Given request:
Scan the listing below. Report each line that includes "name".

Extracted data:
########################################

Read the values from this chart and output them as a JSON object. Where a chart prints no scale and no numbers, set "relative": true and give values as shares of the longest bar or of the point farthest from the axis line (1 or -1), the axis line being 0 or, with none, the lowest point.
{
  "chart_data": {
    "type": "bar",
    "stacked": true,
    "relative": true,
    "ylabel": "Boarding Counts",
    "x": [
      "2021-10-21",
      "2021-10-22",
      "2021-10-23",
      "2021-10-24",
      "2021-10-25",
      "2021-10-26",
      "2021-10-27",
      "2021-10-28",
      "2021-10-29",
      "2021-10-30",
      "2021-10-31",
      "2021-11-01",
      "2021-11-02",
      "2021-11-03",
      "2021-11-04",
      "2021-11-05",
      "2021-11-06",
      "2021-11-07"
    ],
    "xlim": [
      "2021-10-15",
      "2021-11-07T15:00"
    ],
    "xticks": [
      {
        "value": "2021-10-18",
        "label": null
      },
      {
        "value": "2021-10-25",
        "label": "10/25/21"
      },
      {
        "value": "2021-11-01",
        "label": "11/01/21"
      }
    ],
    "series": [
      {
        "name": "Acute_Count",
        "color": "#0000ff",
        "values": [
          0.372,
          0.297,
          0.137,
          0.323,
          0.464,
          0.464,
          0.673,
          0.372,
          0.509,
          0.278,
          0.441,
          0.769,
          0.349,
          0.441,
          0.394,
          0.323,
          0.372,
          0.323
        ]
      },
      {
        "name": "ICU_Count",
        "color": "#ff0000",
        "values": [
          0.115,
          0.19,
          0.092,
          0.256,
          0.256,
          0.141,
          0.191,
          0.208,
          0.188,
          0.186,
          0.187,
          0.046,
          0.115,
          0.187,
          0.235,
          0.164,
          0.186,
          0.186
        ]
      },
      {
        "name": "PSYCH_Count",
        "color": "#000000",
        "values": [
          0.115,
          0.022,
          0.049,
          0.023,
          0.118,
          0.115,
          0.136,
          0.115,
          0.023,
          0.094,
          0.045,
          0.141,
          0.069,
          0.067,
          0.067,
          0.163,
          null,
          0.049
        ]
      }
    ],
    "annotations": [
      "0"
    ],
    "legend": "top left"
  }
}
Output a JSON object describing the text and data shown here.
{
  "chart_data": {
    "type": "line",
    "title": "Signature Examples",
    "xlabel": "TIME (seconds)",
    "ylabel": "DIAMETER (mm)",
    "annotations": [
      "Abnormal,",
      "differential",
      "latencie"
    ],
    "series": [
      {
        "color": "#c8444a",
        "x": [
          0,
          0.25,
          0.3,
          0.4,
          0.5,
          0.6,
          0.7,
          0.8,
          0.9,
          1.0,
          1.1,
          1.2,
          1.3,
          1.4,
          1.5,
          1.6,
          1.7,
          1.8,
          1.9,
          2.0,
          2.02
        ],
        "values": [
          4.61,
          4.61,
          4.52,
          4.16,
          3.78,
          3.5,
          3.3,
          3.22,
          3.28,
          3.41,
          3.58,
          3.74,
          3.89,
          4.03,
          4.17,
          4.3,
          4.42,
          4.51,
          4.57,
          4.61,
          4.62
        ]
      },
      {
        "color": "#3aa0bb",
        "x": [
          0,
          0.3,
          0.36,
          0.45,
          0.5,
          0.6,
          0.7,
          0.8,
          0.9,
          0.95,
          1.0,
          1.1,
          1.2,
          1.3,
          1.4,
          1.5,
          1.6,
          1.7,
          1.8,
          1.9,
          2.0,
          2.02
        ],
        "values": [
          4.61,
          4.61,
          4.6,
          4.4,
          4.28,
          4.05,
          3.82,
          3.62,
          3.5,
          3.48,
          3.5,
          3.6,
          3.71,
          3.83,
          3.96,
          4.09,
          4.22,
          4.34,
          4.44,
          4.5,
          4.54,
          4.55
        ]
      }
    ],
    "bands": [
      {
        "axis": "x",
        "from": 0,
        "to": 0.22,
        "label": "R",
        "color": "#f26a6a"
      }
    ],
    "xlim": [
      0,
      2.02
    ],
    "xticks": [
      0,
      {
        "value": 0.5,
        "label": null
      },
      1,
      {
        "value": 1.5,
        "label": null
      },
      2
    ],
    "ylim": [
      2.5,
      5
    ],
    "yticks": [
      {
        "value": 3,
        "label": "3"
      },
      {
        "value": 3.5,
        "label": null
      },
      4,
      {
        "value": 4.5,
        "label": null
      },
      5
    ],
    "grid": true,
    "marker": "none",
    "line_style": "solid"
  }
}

########################################

Response to the exercise:
        "name": "Acute_Count",
        "name": "ICU_Count",
        "name": "PSYCH_Count",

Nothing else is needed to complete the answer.